#### Task description
Rewrite the stretch from the line containing "UI element localization: list" through the line containing "no-registrado-interanual-label: Variación %", replacing "Variación" with "Cambio" and leaving everything else unchanged.
--- start of Supplied entries ---
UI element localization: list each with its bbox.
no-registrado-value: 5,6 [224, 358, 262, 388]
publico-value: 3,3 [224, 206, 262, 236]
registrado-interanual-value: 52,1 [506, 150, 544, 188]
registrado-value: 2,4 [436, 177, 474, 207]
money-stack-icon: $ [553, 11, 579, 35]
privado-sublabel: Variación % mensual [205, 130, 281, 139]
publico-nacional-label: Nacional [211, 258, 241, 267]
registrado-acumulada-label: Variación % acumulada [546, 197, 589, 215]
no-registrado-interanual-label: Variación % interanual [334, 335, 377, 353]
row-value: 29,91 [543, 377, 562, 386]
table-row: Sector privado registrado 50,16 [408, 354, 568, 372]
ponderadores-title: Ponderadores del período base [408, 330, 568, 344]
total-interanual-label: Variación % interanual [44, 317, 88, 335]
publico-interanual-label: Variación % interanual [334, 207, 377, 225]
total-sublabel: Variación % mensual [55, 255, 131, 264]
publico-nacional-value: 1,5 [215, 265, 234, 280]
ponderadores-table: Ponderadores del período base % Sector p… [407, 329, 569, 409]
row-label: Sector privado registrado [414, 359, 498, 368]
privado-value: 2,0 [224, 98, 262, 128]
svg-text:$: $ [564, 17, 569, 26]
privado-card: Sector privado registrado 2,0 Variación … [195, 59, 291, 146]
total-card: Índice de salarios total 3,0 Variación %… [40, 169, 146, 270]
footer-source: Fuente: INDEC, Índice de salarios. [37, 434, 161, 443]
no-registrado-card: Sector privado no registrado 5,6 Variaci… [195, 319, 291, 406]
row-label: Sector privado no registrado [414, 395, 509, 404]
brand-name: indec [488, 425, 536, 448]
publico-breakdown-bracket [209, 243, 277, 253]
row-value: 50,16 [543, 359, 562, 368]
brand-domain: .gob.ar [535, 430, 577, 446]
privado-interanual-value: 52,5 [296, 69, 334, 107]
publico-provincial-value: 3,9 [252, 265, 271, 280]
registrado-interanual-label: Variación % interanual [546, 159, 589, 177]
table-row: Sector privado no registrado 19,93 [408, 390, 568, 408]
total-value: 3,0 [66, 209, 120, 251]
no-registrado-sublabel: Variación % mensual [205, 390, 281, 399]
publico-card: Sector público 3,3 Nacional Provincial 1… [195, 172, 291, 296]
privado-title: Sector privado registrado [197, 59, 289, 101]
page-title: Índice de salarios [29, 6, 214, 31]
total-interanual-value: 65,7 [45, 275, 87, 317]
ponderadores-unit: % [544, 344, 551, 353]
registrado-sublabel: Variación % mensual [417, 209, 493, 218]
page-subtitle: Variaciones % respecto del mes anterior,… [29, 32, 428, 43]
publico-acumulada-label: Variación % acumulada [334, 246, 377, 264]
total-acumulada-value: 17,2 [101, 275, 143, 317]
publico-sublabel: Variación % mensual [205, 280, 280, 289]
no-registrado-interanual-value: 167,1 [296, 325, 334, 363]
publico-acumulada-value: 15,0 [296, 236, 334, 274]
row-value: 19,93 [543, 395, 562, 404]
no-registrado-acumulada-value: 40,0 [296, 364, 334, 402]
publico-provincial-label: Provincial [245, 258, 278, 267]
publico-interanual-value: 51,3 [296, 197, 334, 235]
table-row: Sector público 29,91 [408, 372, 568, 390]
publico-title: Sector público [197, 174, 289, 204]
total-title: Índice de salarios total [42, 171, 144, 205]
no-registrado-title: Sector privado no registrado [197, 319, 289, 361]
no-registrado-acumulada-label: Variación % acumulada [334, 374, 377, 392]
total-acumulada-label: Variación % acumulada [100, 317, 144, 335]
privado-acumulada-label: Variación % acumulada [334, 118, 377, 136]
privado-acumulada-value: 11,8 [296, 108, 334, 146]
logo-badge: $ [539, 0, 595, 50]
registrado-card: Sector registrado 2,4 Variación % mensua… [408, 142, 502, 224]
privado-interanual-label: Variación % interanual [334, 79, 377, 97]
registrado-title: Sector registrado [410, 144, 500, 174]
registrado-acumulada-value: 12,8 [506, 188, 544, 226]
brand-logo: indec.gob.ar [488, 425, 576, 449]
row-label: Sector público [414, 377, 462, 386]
--- end of Supplied entries ---
--- start of Supplied entries ---
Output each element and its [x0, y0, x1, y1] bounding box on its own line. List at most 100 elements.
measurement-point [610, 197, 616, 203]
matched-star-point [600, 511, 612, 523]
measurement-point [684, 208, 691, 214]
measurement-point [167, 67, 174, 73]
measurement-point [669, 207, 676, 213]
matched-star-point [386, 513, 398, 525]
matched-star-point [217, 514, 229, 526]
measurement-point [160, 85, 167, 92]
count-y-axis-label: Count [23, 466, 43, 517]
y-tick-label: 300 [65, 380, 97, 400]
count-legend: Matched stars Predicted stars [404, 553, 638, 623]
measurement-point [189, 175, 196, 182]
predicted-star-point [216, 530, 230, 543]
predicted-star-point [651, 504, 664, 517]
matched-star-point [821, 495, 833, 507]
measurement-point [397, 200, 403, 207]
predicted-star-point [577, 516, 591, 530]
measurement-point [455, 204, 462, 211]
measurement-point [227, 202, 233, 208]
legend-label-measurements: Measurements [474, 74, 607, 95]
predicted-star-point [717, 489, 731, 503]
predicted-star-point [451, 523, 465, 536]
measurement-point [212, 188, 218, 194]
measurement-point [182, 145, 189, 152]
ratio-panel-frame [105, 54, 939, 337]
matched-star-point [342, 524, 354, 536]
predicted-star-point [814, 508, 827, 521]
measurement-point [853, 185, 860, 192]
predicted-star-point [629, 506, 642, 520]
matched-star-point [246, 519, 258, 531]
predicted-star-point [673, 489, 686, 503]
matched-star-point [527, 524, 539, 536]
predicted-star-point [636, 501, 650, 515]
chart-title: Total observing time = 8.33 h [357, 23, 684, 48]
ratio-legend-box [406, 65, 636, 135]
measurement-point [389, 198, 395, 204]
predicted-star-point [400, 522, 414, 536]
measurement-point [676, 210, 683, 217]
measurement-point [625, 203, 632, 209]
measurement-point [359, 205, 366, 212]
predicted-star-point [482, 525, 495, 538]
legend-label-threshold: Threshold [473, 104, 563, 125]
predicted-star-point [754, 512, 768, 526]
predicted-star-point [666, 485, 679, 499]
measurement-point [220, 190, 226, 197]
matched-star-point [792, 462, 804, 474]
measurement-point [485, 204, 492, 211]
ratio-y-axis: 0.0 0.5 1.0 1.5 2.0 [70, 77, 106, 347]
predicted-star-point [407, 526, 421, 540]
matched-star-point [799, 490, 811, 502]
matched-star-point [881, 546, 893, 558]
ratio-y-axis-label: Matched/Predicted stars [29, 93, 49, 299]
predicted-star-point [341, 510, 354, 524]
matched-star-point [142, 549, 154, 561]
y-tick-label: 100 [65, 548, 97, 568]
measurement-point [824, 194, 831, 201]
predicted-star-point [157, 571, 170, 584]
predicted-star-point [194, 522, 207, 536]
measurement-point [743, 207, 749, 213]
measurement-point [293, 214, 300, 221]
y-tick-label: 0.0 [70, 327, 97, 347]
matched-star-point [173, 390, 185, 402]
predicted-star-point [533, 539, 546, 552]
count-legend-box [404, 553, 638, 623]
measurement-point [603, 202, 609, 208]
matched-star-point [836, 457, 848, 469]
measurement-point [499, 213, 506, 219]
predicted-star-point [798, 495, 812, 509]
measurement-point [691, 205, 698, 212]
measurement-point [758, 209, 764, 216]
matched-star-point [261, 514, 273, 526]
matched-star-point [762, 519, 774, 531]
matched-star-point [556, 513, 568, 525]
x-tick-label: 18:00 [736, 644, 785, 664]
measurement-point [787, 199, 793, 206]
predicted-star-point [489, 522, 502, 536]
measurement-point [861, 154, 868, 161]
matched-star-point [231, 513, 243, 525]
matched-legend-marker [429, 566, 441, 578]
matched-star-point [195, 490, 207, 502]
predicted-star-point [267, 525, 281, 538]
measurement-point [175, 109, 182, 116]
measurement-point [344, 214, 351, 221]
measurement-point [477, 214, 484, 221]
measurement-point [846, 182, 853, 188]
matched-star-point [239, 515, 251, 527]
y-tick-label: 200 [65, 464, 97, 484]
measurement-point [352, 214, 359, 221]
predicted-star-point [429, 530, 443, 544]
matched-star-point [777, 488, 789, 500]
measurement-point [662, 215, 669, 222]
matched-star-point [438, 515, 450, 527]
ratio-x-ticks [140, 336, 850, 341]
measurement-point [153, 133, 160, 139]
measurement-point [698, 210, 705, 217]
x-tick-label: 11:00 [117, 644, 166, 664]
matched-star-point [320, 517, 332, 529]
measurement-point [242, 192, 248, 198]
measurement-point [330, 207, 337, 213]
--- end of Supplied entries ---
#### Response
UI element localization: list each with its bbox.
no-registrado-value: 5,6 [224, 358, 262, 388]
publico-value: 3,3 [224, 206, 262, 236]
registrado-interanual-value: 52,1 [506, 150, 544, 188]
registrado-value: 2,4 [436, 177, 474, 207]
money-stack-icon: $ [553, 11, 579, 35]
privado-sublabel: Cambio % mensual [205, 130, 281, 139]
publico-nacional-label: Nacional [211, 258, 241, 267]
registrado-acumulada-label: Cambio % acumulada [546, 197, 589, 215]
no-registrado-interanual-label: Cambio % interanual [334, 335, 377, 353]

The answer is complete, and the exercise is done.